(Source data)
* Start *
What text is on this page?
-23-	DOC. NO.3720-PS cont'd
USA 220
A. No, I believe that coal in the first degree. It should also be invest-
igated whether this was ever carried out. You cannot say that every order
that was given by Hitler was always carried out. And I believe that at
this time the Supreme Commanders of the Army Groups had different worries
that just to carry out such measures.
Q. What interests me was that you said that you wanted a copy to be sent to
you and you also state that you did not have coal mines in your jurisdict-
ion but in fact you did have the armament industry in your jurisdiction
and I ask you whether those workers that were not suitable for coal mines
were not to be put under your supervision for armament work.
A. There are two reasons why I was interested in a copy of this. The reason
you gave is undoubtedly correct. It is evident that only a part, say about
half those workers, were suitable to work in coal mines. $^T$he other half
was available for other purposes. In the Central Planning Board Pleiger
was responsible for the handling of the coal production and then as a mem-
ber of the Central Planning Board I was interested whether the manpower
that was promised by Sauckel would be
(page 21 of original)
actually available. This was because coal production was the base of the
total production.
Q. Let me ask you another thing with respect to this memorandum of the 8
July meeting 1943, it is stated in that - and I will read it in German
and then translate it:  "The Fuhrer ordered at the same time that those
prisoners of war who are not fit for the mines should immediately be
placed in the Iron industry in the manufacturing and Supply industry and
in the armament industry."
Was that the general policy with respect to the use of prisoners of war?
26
* End *
Write out the entries in full, exactly as given.

What text is on this page?
-23-	DOC. NO.3720-PS cont'd
USA 220
A. No, I believe that coal in the first degree. It should also be invest-
igated whether this was ever carried out. You cannot say that every order
that was given by Hitler was always carried out. And I believe that at
this time the Supreme Commanders of the Army Groups had different worries
that just to carry out such measures.
Q. What interests me was that you said that you wanted a copy to be sent to
you and you also state that you did not have coal mines in your jurisdict-
ion but in fact you did have the armament industry in your jurisdiction
and I ask you whether those workers that were not suitable for coal mines
were not to be put under your supervision for armament work.
A. There are two reasons why I was interested in a copy of this. The reason
you gave is undoubtedly correct. It is evident that only a part, say about
half those workers, were suitable to work in coal mines. $^T$he other half
was available for other purposes. In the Central Planning Board Pleiger
was responsible for the handling of the coal production and then as a mem-
ber of the Central Planning Board I was interested whether the manpower
that was promised by Sauckel would be
(page 21 of original)
actually available. This was because coal production was the base of the
total production.
Q. Let me ask you another thing with respect to this memorandum of the 8
July meeting 1943, it is stated in that - and I will read it in German
and then translate it:  "The Fuhrer ordered at the same time that those
prisoners of war who are not fit for the mines should immediately be
placed in the Iron industry in the manufacturing and Supply industry and
in the armament industry."
Was that the general policy with respect to the use of prisoners of war?
26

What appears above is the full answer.